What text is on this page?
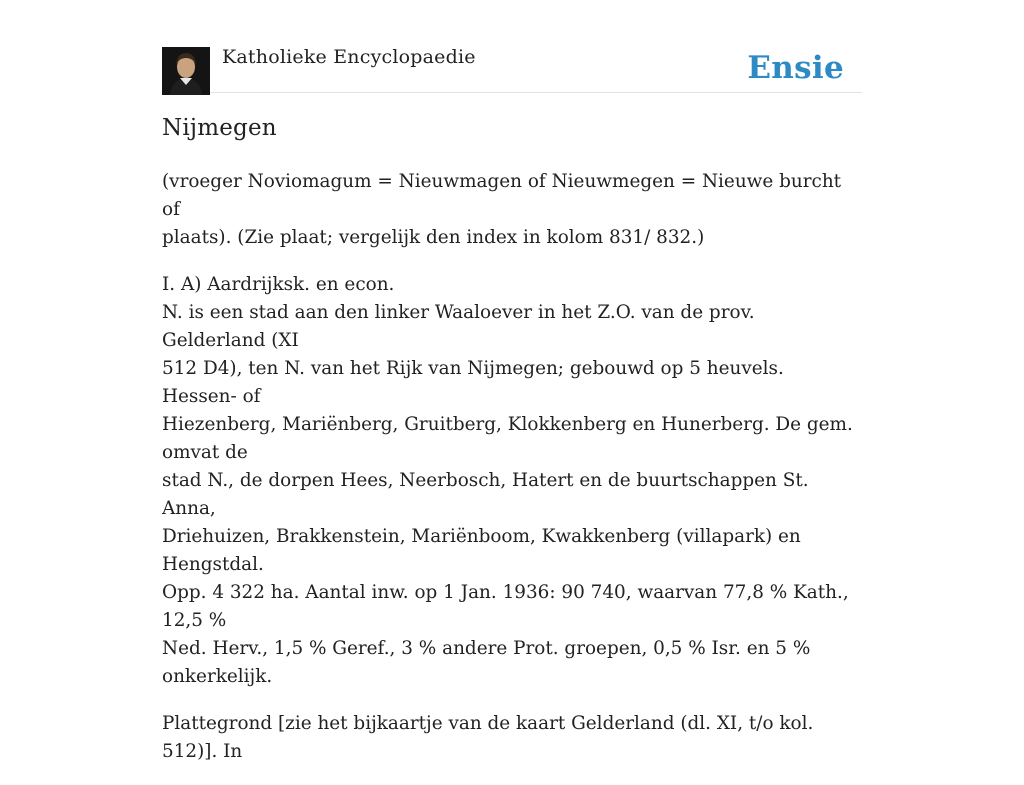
Katholieke Encyclopaedie	Ensie
Nijmegen

(vroeger Noviomagum = Nieuwmagen of Nieuwmegen = Nieuwe burcht of
plaats). (Zie plaat; vergelijk den index in kolom 831/ 832.)

I. A) Aardrijksk. en econ.
N. is een stad aan den linker Waaloever in het Z.O. van de prov. Gelderland (XI
512 D4), ten N. van het Rijk van Nijmegen; gebouwd op 5 heuvels. Hessen- of
Hiezenberg, Mariënberg, Gruitberg, Klokkenberg en Hunerberg. De gem. omvat de
stad N., de dorpen Hees, Neerbosch, Hatert en de buurtschappen St. Anna,
Driehuizen, Brakkenstein, Mariënboom, Kwakkenberg (villapark) en Hengstdal.
Opp. 4 322 ha. Aantal inw. op 1 Jan. 1936: 90 740, waarvan 77,8 % Kath., 12,5 %
Ned. Herv., 1,5 % Geref., 3 % andere Prot. groepen, 0,5 % Isr. en 5 % onkerkelijk.

Plattegrond [zie het bijkaartje van de kaart Gelderland (dl. XI, t/o kol. 512)]. In
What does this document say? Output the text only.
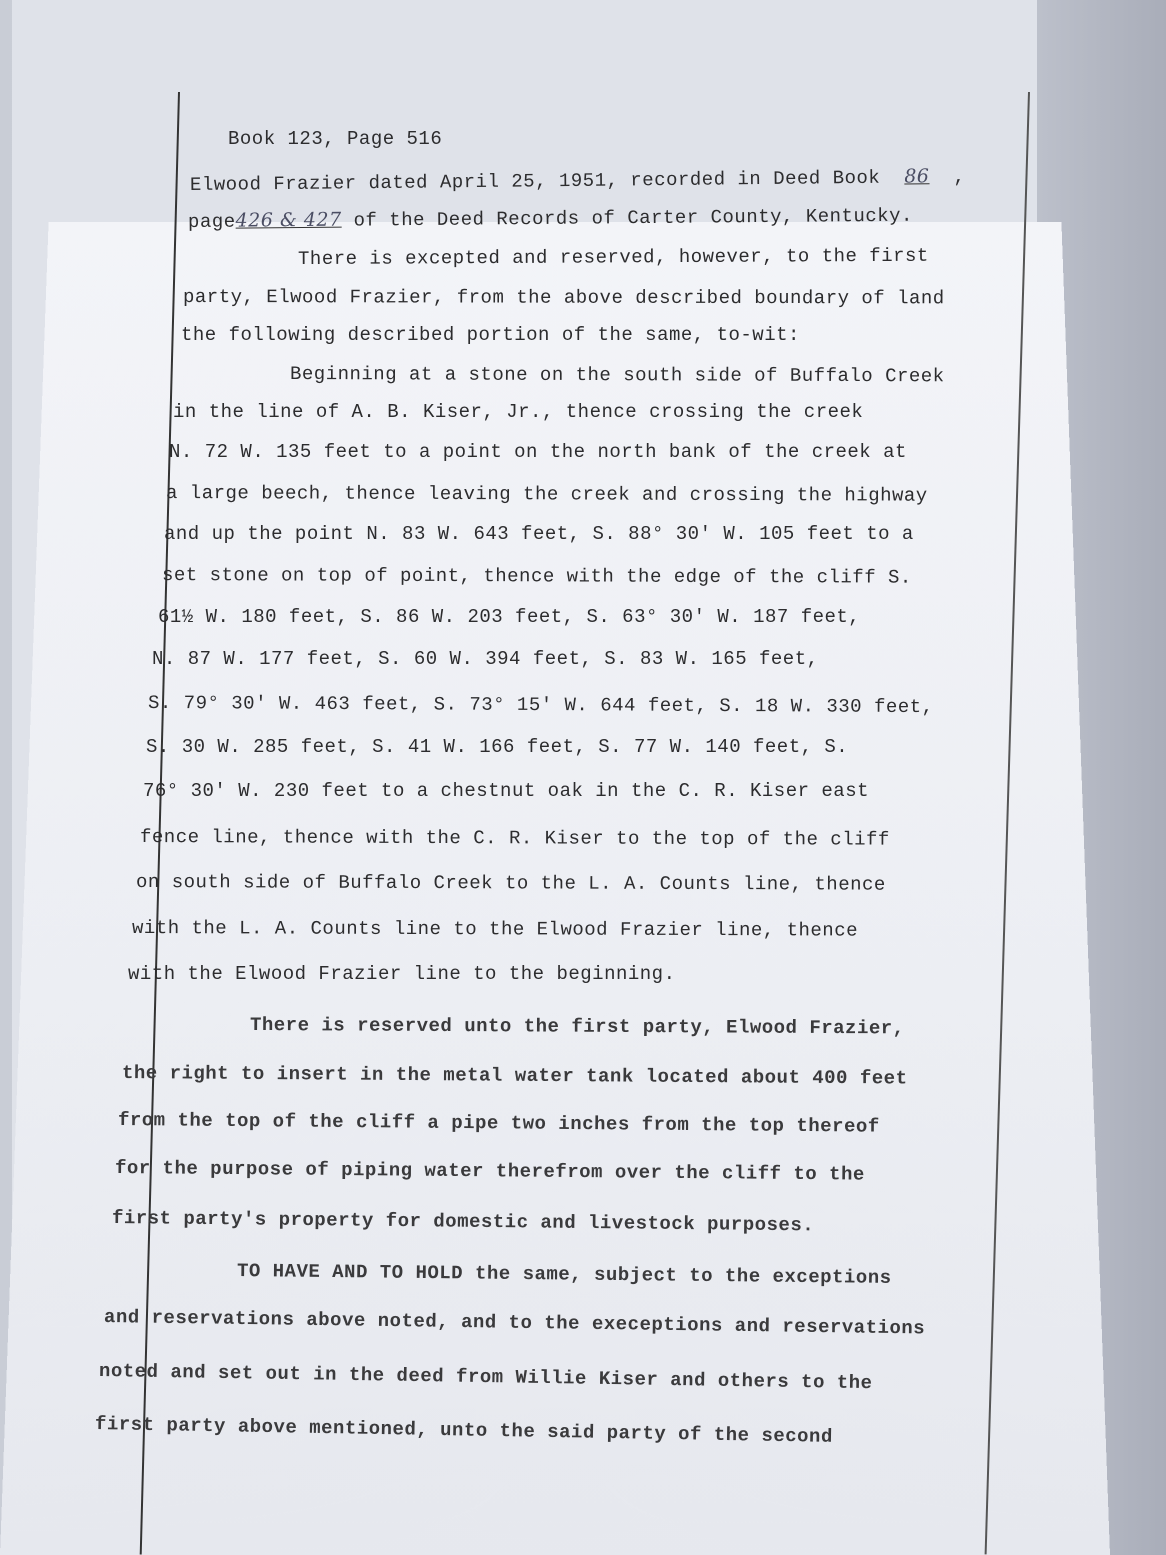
Book 123, Page 516
Elwood Frazier dated April 25, 1951, recorded in Deed Book 86 ,
page426 & 427 of the Deed Records of Carter County, Kentucky.
There is excepted and reserved, however, to the first
party, Elwood Frazier, from the above described boundary of land
the following described portion of the same, to-wit:
Beginning at a stone on the south side of Buffalo Creek
in the line of A. B. Kiser, Jr., thence crossing the creek
N. 72 W. 135 feet to a point on the north bank of the creek at
a large beech, thence leaving the creek and crossing the highway
and up the point N. 83 W. 643 feet, S. 88° 30' W. 105 feet to a
set stone on top of point, thence with the edge of the cliff S.
61½ W. 180 feet, S. 86 W. 203 feet, S. 63° 30' W. 187 feet,
N. 87 W. 177 feet, S. 60 W. 394 feet, S. 83 W. 165 feet,
S. 79° 30' W. 463 feet, S. 73° 15' W. 644 feet, S. 18 W. 330 feet,
S. 30 W. 285 feet, S. 41 W. 166 feet, S. 77 W. 140 feet, S.
76° 30' W. 230 feet to a chestnut oak in the C. R. Kiser east
fence line, thence with the C. R. Kiser to the top of the cliff
on south side of Buffalo Creek to the L. A. Counts line, thence
with the L. A. Counts line to the Elwood Frazier line, thence
with the Elwood Frazier line to the beginning.
There is reserved unto the first party, Elwood Frazier,
the right to insert in the metal water tank located about 400 feet
from the top of the cliff a pipe two inches from the top thereof
for the purpose of piping water therefrom over the cliff to the
first party's property for domestic and livestock purposes.
TO HAVE AND TO HOLD the same, subject to the exceptions
and reservations above noted, and to the execeptions and reservations
noted and set out in the deed from Willie Kiser and others to the
first party above mentioned, unto the said party of the second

......

__Short task__: Images in the records should not be copied. Repeat all the rest exactly.

__Finished task__:
What text is on this page?
Katholieke Encyclopaedie	Ensie
Nijmegen

(vroeger Noviomagum = Nieuwmagen of Nieuwmegen = Nieuwe burcht of
plaats). (Zie plaat; vergelijk den index in kolom 831/ 832.)

I. A) Aardrijksk. en econ.
N. is een stad aan den linker Waaloever in het Z.O. van de prov. Gelderland (XI
512 D4), ten N. van het Rijk van Nijmegen; gebouwd op 5 heuvels. Hessen- of
Hiezenberg, Mariënberg, Gruitberg, Klokkenberg en Hunerberg. De gem. omvat de
stad N., de dorpen Hees, Neerbosch, Hatert en de buurtschappen St. Anna,
Driehuizen, Brakkenstein, Mariënboom, Kwakkenberg (villapark) en Hengstdal.
Opp. 4 322 ha. Aantal inw. op 1 Jan. 1936: 90 740, waarvan 77,8 % Kath., 12,5 %
Ned. Herv., 1,5 % Geref., 3 % andere Prot. groepen, 0,5 % Isr. en 5 % onkerkelijk.

Plattegrond [zie het bijkaartje van de kaart Gelderland (dl. XI, t/o kol. 512)]. In
What does this document say? Output the text only.
Book 123, Page 516
Elwood Frazier dated April 25, 1951, recorded in Deed Book 86 ,
page426 & 427 of the Deed Records of Carter County, Kentucky.
There is excepted and reserved, however, to the first
party, Elwood Frazier, from the above described boundary of land
the following described portion of the same, to-wit:
Beginning at a stone on the south side of Buffalo Creek
in the line of A. B. Kiser, Jr., thence crossing the creek
N. 72 W. 135 feet to a point on the north bank of the creek at
a large beech, thence leaving the creek and crossing the highway
and up the point N. 83 W. 643 feet, S. 88° 30' W. 105 feet to a
set stone on top of point, thence with the edge of the cliff S.
61½ W. 180 feet, S. 86 W. 203 feet, S. 63° 30' W. 187 feet,
N. 87 W. 177 feet, S. 60 W. 394 feet, S. 83 W. 165 feet,
S. 79° 30' W. 463 feet, S. 73° 15' W. 644 feet, S. 18 W. 330 feet,
S. 30 W. 285 feet, S. 41 W. 166 feet, S. 77 W. 140 feet, S.
76° 30' W. 230 feet to a chestnut oak in the C. R. Kiser east
fence line, thence with the C. R. Kiser to the top of the cliff
on south side of Buffalo Creek to the L. A. Counts line, thence
with the L. A. Counts line to the Elwood Frazier line, thence
with the Elwood Frazier line to the beginning.
There is reserved unto the first party, Elwood Frazier,
the right to insert in the metal water tank located about 400 feet
from the top of the cliff a pipe two inches from the top thereof
for the purpose of piping water therefrom over the cliff to the
first party's property for domestic and livestock purposes.
TO HAVE AND TO HOLD the same, subject to the exceptions
and reservations above noted, and to the execeptions and reservations
noted and set out in the deed from Willie Kiser and others to the
first party above mentioned, unto the said party of the second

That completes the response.